**WORK INSTRUCTIONS**
Write out all the material exactly. Leave nothing out.

**PROVIDED RECORDS**
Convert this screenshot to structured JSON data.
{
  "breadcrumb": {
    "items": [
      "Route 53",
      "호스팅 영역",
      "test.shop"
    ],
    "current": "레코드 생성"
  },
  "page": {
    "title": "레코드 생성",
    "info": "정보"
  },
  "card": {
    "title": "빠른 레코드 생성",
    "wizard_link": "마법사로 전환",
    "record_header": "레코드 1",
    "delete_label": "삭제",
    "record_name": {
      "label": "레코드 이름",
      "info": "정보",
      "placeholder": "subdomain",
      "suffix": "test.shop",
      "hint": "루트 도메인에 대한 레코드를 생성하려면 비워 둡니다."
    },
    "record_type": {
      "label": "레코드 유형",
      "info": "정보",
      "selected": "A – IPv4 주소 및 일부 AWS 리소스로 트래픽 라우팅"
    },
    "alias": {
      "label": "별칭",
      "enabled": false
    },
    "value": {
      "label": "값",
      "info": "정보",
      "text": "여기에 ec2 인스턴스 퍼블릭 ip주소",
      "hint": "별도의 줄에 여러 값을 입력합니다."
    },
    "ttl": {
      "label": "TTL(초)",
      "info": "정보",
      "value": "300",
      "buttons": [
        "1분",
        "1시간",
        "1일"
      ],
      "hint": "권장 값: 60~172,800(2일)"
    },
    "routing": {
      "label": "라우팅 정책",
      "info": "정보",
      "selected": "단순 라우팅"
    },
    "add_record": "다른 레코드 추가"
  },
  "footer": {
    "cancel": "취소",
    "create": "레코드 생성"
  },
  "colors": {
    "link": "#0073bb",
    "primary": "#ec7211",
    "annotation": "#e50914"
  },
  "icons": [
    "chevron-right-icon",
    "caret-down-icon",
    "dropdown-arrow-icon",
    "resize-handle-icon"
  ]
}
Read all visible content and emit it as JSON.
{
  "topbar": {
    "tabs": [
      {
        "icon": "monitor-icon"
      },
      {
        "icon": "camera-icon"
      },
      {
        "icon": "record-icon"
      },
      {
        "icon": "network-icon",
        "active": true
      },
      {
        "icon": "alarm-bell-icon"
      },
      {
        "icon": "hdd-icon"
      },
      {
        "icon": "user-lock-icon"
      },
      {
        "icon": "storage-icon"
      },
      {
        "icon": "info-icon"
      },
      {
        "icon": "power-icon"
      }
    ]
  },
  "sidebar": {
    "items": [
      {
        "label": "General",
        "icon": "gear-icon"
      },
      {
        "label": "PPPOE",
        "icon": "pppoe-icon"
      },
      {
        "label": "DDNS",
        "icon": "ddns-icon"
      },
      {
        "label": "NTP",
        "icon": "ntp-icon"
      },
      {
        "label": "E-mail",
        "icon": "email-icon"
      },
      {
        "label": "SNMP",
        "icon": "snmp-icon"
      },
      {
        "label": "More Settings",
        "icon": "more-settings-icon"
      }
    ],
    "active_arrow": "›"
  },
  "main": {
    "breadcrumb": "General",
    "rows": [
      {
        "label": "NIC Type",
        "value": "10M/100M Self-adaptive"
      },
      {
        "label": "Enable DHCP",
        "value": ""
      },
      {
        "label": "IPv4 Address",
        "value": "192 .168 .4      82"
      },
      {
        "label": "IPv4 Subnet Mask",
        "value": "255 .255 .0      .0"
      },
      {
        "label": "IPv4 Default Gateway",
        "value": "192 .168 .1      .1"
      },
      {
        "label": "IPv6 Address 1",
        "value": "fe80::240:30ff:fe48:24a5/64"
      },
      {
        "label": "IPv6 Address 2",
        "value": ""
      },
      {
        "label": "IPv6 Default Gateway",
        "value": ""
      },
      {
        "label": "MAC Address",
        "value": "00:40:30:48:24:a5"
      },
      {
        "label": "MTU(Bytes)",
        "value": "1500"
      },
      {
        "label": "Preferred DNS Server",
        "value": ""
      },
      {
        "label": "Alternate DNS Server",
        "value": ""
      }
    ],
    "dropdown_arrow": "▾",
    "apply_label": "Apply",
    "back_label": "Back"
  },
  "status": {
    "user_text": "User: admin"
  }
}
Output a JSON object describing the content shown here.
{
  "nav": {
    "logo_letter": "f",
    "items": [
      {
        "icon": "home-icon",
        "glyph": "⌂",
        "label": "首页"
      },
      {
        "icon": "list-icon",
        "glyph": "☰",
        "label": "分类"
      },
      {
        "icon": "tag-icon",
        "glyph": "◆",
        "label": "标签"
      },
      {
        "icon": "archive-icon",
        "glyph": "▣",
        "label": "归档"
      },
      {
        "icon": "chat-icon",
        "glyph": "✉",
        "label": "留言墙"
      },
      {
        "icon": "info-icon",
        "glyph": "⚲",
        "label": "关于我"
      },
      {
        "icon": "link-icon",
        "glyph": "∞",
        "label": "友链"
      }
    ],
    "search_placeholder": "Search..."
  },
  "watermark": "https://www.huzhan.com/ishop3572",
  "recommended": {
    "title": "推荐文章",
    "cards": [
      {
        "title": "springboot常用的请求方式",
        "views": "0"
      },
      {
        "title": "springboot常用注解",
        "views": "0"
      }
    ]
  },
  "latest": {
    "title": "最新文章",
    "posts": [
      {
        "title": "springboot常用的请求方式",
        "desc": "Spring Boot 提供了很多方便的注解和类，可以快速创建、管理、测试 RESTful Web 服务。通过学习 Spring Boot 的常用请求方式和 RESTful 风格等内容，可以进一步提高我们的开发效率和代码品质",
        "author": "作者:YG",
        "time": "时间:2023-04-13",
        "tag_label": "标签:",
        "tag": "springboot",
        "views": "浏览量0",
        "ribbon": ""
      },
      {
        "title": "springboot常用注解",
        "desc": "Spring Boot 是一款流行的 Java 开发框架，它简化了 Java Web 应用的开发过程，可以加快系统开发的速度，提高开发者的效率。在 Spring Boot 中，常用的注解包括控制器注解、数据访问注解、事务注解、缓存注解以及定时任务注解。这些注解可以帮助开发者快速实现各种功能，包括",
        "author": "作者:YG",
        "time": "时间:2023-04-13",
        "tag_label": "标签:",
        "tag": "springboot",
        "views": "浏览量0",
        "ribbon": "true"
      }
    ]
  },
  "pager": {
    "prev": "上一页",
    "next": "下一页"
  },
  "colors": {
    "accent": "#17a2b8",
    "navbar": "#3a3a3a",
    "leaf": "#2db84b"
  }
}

**CORRECT ANSWER**
Convert this screenshot to structured JSON data.
{
  "breadcrumb": {
    "items": [
      "Route 53",
      "호스팅 영역",
      "test.shop"
    ],
    "current": "레코드 생성"
  },
  "page": {
    "title": "레코드 생성",
    "info": "정보"
  },
  "card": {
    "title": "빠른 레코드 생성",
    "wizard_link": "마법사로 전환",
    "record_header": "레코드 1",
    "delete_label": "삭제",
    "record_name": {
      "label": "레코드 이름",
      "info": "정보",
      "placeholder": "subdomain",
      "suffix": "test.shop",
      "hint": "루트 도메인에 대한 레코드를 생성하려면 비워 둡니다."
    },
    "record_type": {
      "label": "레코드 유형",
      "info": "정보",
      "selected": "A – IPv4 주소 및 일부 AWS 리소스로 트래픽 라우팅"
    },
    "alias": {
      "label": "별칭",
      "enabled": false
    },
    "value": {
      "label": "값",
      "info": "정보",
      "text": "여기에 ec2 인스턴스 퍼블릭 ip주소",
      "hint": "별도의 줄에 여러 값을 입력합니다."
    },
    "ttl": {
      "label": "TTL(초)",
      "info": "정보",
      "value": "300",
      "buttons": [
        "1분",
        "1시간",
        "1일"
      ],
      "hint": "권장 값: 60~172,800(2일)"
    },
    "routing": {
      "label": "라우팅 정책",
      "info": "정보",
      "selected": "단순 라우팅"
    },
    "add_record": "다른 레코드 추가"
  },
  "footer": {
    "cancel": "취소",
    "create": "레코드 생성"
  },
  "colors": {
    "link": "#0073bb",
    "primary": "#ec7211",
    "annotation": "#e50914"
  },
  "icons": [
    "chevron-right-icon",
    "caret-down-icon",
    "dropdown-arrow-icon",
    "resize-handle-icon"
  ]
}
Read all visible content and emit it as JSON.
{
  "topbar": {
    "tabs": [
      {
        "icon": "monitor-icon"
      },
      {
        "icon": "camera-icon"
      },
      {
        "icon": "record-icon"
      },
      {
        "icon": "network-icon",
        "active": true
      },
      {
        "icon": "alarm-bell-icon"
      },
      {
        "icon": "hdd-icon"
      },
      {
        "icon": "user-lock-icon"
      },
      {
        "icon": "storage-icon"
      },
      {
        "icon": "info-icon"
      },
      {
        "icon": "power-icon"
      }
    ]
  },
  "sidebar": {
    "items": [
      {
        "label": "General",
        "icon": "gear-icon"
      },
      {
        "label": "PPPOE",
        "icon": "pppoe-icon"
      },
      {
        "label": "DDNS",
        "icon": "ddns-icon"
      },
      {
        "label": "NTP",
        "icon": "ntp-icon"
      },
      {
        "label": "E-mail",
        "icon": "email-icon"
      },
      {
        "label": "SNMP",
        "icon": "snmp-icon"
      },
      {
        "label": "More Settings",
        "icon": "more-settings-icon"
      }
    ],
    "active_arrow": "›"
  },
  "main": {
    "breadcrumb": "General",
    "rows": [
      {
        "label": "NIC Type",
        "value": "10M/100M Self-adaptive"
      },
      {
        "label": "Enable DHCP",
        "value": ""
      },
      {
        "label": "IPv4 Address",
        "value": "192 .168 .4      82"
      },
      {
        "label": "IPv4 Subnet Mask",
        "value": "255 .255 .0      .0"
      },
      {
        "label": "IPv4 Default Gateway",
        "value": "192 .168 .1      .1"
      },
      {
        "label": "IPv6 Address 1",
        "value": "fe80::240:30ff:fe48:24a5/64"
      },
      {
        "label": "IPv6 Address 2",
        "value": ""
      },
      {
        "label": "IPv6 Default Gateway",
        "value": ""
      },
      {
        "label": "MAC Address",
        "value": "00:40:30:48:24:a5"
      },
      {
        "label": "MTU(Bytes)",
        "value": "1500"
      },
      {
        "label": "Preferred DNS Server",
        "value": ""
      },
      {
        "label": "Alternate DNS Server",
        "value": ""
      }
    ],
    "dropdown_arrow": "▾",
    "apply_label": "Apply",
    "back_label": "Back"
  },
  "status": {
    "user_text": "User: admin"
  }
}
Output a JSON object describing the content shown here.
{
  "nav": {
    "logo_letter": "f",
    "items": [
      {
        "icon": "home-icon",
        "glyph": "⌂",
        "label": "首页"
      },
      {
        "icon": "list-icon",
        "glyph": "☰",
        "label": "分类"
      },
      {
        "icon": "tag-icon",
        "glyph": "◆",
        "label": "标签"
      },
      {
        "icon": "archive-icon",
        "glyph": "▣",
        "label": "归档"
      },
      {
        "icon": "chat-icon",
        "glyph": "✉",
        "label": "留言墙"
      },
      {
        "icon": "info-icon",
        "glyph": "⚲",
        "label": "关于我"
      },
      {
        "icon": "link-icon",
        "glyph": "∞",
        "label": "友链"
      }
    ],
    "search_placeholder": "Search..."
  },
  "watermark": "https://www.huzhan.com/ishop3572",
  "recommended": {
    "title": "推荐文章",
    "cards": [
      {
        "title": "springboot常用的请求方式",
        "views": "0"
      },
      {
        "title": "springboot常用注解",
        "views": "0"
      }
    ]
  },
  "latest": {
    "title": "最新文章",
    "posts": [
      {
        "title": "springboot常用的请求方式",
        "desc": "Spring Boot 提供了很多方便的注解和类，可以快速创建、管理、测试 RESTful Web 服务。通过学习 Spring Boot 的常用请求方式和 RESTful 风格等内容，可以进一步提高我们的开发效率和代码品质",
        "author": "作者:YG",
        "time": "时间:2023-04-13",
        "tag_label": "标签:",
        "tag": "springboot",
        "views": "浏览量0",
        "ribbon": ""
      },
      {
        "title": "springboot常用注解",
        "desc": "Spring Boot 是一款流行的 Java 开发框架，它简化了 Java Web 应用的开发过程，可以加快系统开发的速度，提高开发者的效率。在 Spring Boot 中，常用的注解包括控制器注解、数据访问注解、事务注解、缓存注解以及定时任务注解。这些注解可以帮助开发者快速实现各种功能，包括",
        "author": "作者:YG",
        "time": "时间:2023-04-13",
        "tag_label": "标签:",
        "tag": "springboot",
        "views": "浏览量0",
        "ribbon": "true"
      }
    ]
  },
  "pager": {
    "prev": "上一页",
    "next": "下一页"
  },
  "colors": {
    "accent": "#17a2b8",
    "navbar": "#3a3a3a",
    "leaf": "#2db84b"
  }
}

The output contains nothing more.